What this task involves :: Look through the data below and count each line where the word "Carga" appears. Reply with the count alone.

(Dataset items)
Start

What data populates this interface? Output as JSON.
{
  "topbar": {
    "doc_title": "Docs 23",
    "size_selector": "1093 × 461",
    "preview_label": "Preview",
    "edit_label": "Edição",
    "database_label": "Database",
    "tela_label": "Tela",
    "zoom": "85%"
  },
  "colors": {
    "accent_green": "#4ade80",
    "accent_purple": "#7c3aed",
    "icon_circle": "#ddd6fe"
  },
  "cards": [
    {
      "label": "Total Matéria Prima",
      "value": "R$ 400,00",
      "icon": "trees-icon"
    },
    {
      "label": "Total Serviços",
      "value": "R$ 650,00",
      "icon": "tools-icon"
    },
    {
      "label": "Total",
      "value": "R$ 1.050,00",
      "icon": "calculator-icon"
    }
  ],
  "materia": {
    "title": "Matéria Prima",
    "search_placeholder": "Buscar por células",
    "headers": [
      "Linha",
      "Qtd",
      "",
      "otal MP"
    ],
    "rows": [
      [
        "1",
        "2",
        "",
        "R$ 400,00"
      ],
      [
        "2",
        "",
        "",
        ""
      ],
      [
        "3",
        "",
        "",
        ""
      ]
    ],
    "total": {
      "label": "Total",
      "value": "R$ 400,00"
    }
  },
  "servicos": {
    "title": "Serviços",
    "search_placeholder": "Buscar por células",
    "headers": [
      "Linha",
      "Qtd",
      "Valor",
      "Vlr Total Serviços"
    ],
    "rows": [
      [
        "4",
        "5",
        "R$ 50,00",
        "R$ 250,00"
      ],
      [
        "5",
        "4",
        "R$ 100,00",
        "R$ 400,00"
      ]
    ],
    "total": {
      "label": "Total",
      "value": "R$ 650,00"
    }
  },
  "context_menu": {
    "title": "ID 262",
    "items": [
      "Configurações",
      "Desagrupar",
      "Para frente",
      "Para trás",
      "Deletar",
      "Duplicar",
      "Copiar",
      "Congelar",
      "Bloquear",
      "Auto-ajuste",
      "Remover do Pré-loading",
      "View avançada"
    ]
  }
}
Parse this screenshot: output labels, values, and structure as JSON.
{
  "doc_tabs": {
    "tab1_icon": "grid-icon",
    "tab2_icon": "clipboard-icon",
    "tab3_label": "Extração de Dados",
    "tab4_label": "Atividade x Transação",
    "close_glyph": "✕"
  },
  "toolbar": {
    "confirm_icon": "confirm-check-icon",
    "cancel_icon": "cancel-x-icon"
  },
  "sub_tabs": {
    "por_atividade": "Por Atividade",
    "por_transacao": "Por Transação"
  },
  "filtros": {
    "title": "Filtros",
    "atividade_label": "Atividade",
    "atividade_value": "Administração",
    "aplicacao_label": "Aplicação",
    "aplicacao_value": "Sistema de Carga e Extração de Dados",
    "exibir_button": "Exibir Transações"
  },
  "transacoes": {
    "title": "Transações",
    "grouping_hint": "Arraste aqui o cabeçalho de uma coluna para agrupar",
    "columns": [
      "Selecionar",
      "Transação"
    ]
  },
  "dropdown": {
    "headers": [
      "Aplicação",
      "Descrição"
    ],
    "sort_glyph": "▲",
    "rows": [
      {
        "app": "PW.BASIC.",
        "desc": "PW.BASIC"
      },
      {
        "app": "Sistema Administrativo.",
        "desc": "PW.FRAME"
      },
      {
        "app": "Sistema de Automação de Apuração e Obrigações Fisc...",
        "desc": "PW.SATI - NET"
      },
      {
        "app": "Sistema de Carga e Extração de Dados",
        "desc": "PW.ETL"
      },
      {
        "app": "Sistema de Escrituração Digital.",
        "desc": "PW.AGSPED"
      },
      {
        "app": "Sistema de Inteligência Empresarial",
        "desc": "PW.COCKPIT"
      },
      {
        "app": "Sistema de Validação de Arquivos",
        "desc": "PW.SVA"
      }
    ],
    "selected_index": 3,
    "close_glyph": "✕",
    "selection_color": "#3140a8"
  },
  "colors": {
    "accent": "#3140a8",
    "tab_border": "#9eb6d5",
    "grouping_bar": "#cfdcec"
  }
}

End

Response :: 2